— START Records shown —

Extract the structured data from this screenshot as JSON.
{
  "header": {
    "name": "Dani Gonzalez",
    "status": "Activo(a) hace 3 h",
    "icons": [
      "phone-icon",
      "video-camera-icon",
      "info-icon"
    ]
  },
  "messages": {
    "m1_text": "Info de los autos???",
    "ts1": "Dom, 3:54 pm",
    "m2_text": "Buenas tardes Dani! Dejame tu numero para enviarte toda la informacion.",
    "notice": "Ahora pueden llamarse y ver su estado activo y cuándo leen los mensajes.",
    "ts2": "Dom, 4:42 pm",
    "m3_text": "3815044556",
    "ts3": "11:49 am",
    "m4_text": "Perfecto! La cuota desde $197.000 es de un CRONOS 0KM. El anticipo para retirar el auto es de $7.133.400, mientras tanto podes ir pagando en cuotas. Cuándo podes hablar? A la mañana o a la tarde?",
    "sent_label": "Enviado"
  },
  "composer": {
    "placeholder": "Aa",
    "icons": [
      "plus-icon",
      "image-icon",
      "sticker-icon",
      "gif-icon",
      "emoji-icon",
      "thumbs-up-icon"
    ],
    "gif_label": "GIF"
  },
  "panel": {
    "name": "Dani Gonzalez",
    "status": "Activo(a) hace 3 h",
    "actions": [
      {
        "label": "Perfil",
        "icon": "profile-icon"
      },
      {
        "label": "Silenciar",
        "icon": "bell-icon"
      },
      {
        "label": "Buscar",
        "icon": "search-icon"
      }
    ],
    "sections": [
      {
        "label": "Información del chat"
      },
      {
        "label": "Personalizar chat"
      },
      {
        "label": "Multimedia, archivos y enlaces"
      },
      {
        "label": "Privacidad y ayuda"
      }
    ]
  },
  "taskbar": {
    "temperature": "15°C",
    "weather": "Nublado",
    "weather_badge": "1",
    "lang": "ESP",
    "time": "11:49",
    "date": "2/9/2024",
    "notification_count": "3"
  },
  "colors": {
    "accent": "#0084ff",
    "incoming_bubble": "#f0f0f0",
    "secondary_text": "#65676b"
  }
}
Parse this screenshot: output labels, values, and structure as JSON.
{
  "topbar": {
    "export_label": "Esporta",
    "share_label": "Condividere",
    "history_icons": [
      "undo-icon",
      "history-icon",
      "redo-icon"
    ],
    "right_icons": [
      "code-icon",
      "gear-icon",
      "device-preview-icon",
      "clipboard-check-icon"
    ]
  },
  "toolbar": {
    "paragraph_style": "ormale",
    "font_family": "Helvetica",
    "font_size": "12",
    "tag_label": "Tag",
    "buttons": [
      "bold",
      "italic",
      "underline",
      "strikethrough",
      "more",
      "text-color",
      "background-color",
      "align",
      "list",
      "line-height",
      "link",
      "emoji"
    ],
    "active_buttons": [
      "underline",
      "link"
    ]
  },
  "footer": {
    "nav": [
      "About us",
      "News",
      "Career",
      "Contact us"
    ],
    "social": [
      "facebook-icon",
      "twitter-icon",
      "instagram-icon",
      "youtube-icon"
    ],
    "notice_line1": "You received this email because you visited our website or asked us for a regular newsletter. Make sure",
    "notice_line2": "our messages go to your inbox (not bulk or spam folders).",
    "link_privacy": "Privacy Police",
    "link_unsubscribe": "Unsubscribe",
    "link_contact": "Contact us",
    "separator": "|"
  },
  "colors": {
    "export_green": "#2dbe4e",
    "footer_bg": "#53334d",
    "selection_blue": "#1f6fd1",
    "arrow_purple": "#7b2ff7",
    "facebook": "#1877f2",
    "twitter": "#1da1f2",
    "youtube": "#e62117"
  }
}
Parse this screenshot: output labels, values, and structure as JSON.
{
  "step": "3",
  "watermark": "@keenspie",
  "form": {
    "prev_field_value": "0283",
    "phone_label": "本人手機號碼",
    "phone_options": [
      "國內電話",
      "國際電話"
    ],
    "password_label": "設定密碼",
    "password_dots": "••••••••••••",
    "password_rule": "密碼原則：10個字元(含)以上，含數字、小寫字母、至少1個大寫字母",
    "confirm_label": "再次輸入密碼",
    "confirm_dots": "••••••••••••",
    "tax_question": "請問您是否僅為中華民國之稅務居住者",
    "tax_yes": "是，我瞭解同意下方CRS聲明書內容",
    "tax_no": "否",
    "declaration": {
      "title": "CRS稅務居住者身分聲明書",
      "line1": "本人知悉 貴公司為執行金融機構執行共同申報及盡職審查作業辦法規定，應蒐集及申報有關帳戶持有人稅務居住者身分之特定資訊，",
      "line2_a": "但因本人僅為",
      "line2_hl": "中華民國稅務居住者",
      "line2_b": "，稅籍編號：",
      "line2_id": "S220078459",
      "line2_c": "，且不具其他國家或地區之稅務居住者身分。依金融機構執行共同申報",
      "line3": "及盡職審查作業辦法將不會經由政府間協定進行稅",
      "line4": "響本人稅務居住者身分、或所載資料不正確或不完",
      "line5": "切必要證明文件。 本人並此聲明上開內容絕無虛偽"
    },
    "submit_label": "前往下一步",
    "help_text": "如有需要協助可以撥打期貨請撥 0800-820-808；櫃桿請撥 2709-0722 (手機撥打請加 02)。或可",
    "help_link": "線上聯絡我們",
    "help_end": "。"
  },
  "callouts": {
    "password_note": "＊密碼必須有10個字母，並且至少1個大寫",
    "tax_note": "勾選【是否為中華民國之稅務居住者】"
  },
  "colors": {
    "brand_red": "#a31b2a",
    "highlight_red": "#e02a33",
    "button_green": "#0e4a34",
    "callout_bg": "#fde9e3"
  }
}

— END Records shown —

• _Short exercise_:
Repeat every entry exactly, please.

• _Task answer_:
Extract the structured data from this screenshot as JSON.
{
  "header": {
    "name": "Dani Gonzalez",
    "status": "Activo(a) hace 3 h",
    "icons": [
      "phone-icon",
      "video-camera-icon",
      "info-icon"
    ]
  },
  "messages": {
    "m1_text": "Info de los autos???",
    "ts1": "Dom, 3:54 pm",
    "m2_text": "Buenas tardes Dani! Dejame tu numero para enviarte toda la informacion.",
    "notice": "Ahora pueden llamarse y ver su estado activo y cuándo leen los mensajes.",
    "ts2": "Dom, 4:42 pm",
    "m3_text": "3815044556",
    "ts3": "11:49 am",
    "m4_text": "Perfecto! La cuota desde $197.000 es de un CRONOS 0KM. El anticipo para retirar el auto es de $7.133.400, mientras tanto podes ir pagando en cuotas. Cuándo podes hablar? A la mañana o a la tarde?",
    "sent_label": "Enviado"
  },
  "composer": {
    "placeholder": "Aa",
    "icons": [
      "plus-icon",
      "image-icon",
      "sticker-icon",
      "gif-icon",
      "emoji-icon",
      "thumbs-up-icon"
    ],
    "gif_label": "GIF"
  },
  "panel": {
    "name": "Dani Gonzalez",
    "status": "Activo(a) hace 3 h",
    "actions": [
      {
        "label": "Perfil",
        "icon": "profile-icon"
      },
      {
        "label": "Silenciar",
        "icon": "bell-icon"
      },
      {
        "label": "Buscar",
        "icon": "search-icon"
      }
    ],
    "sections": [
      {
        "label": "Información del chat"
      },
      {
        "label": "Personalizar chat"
      },
      {
        "label": "Multimedia, archivos y enlaces"
      },
      {
        "label": "Privacidad y ayuda"
      }
    ]
  },
  "taskbar": {
    "temperature": "15°C",
    "weather": "Nublado",
    "weather_badge": "1",
    "lang": "ESP",
    "time": "11:49",
    "date": "2/9/2024",
    "notification_count": "3"
  },
  "colors": {
    "accent": "#0084ff",
    "incoming_bubble": "#f0f0f0",
    "secondary_text": "#65676b"
  }
}
Parse this screenshot: output labels, values, and structure as JSON.
{
  "topbar": {
    "export_label": "Esporta",
    "share_label": "Condividere",
    "history_icons": [
      "undo-icon",
      "history-icon",
      "redo-icon"
    ],
    "right_icons": [
      "code-icon",
      "gear-icon",
      "device-preview-icon",
      "clipboard-check-icon"
    ]
  },
  "toolbar": {
    "paragraph_style": "ormale",
    "font_family": "Helvetica",
    "font_size": "12",
    "tag_label": "Tag",
    "buttons": [
      "bold",
      "italic",
      "underline",
      "strikethrough",
      "more",
      "text-color",
      "background-color",
      "align",
      "list",
      "line-height",
      "link",
      "emoji"
    ],
    "active_buttons": [
      "underline",
      "link"
    ]
  },
  "footer": {
    "nav": [
      "About us",
      "News",
      "Career",
      "Contact us"
    ],
    "social": [
      "facebook-icon",
      "twitter-icon",
      "instagram-icon",
      "youtube-icon"
    ],
    "notice_line1": "You received this email because you visited our website or asked us for a regular newsletter. Make sure",
    "notice_line2": "our messages go to your inbox (not bulk or spam folders).",
    "link_privacy": "Privacy Police",
    "link_unsubscribe": "Unsubscribe",
    "link_contact": "Contact us",
    "separator": "|"
  },
  "colors": {
    "export_green": "#2dbe4e",
    "footer_bg": "#53334d",
    "selection_blue": "#1f6fd1",
    "arrow_purple": "#7b2ff7",
    "facebook": "#1877f2",
    "twitter": "#1da1f2",
    "youtube": "#e62117"
  }
}
Parse this screenshot: output labels, values, and structure as JSON.
{
  "step": "3",
  "watermark": "@keenspie",
  "form": {
    "prev_field_value": "0283",
    "phone_label": "本人手機號碼",
    "phone_options": [
      "國內電話",
      "國際電話"
    ],
    "password_label": "設定密碼",
    "password_dots": "••••••••••••",
    "password_rule": "密碼原則：10個字元(含)以上，含數字、小寫字母、至少1個大寫字母",
    "confirm_label": "再次輸入密碼",
    "confirm_dots": "••••••••••••",
    "tax_question": "請問您是否僅為中華民國之稅務居住者",
    "tax_yes": "是，我瞭解同意下方CRS聲明書內容",
    "tax_no": "否",
    "declaration": {
      "title": "CRS稅務居住者身分聲明書",
      "line1": "本人知悉 貴公司為執行金融機構執行共同申報及盡職審查作業辦法規定，應蒐集及申報有關帳戶持有人稅務居住者身分之特定資訊，",
      "line2_a": "但因本人僅為",
      "line2_hl": "中華民國稅務居住者",
      "line2_b": "，稅籍編號：",
      "line2_id": "S220078459",
      "line2_c": "，且不具其他國家或地區之稅務居住者身分。依金融機構執行共同申報",
      "line3": "及盡職審查作業辦法將不會經由政府間協定進行稅",
      "line4": "響本人稅務居住者身分、或所載資料不正確或不完",
      "line5": "切必要證明文件。 本人並此聲明上開內容絕無虛偽"
    },
    "submit_label": "前往下一步",
    "help_text": "如有需要協助可以撥打期貨請撥 0800-820-808；櫃桿請撥 2709-0722 (手機撥打請加 02)。或可",
    "help_link": "線上聯絡我們",
    "help_end": "。"
  },
  "callouts": {
    "password_note": "＊密碼必須有10個字母，並且至少1個大寫",
    "tax_note": "勾選【是否為中華民國之稅務居住者】"
  },
  "colors": {
    "brand_red": "#a31b2a",
    "highlight_red": "#e02a33",
    "button_green": "#0e4a34",
    "callout_bg": "#fde9e3"
  }
}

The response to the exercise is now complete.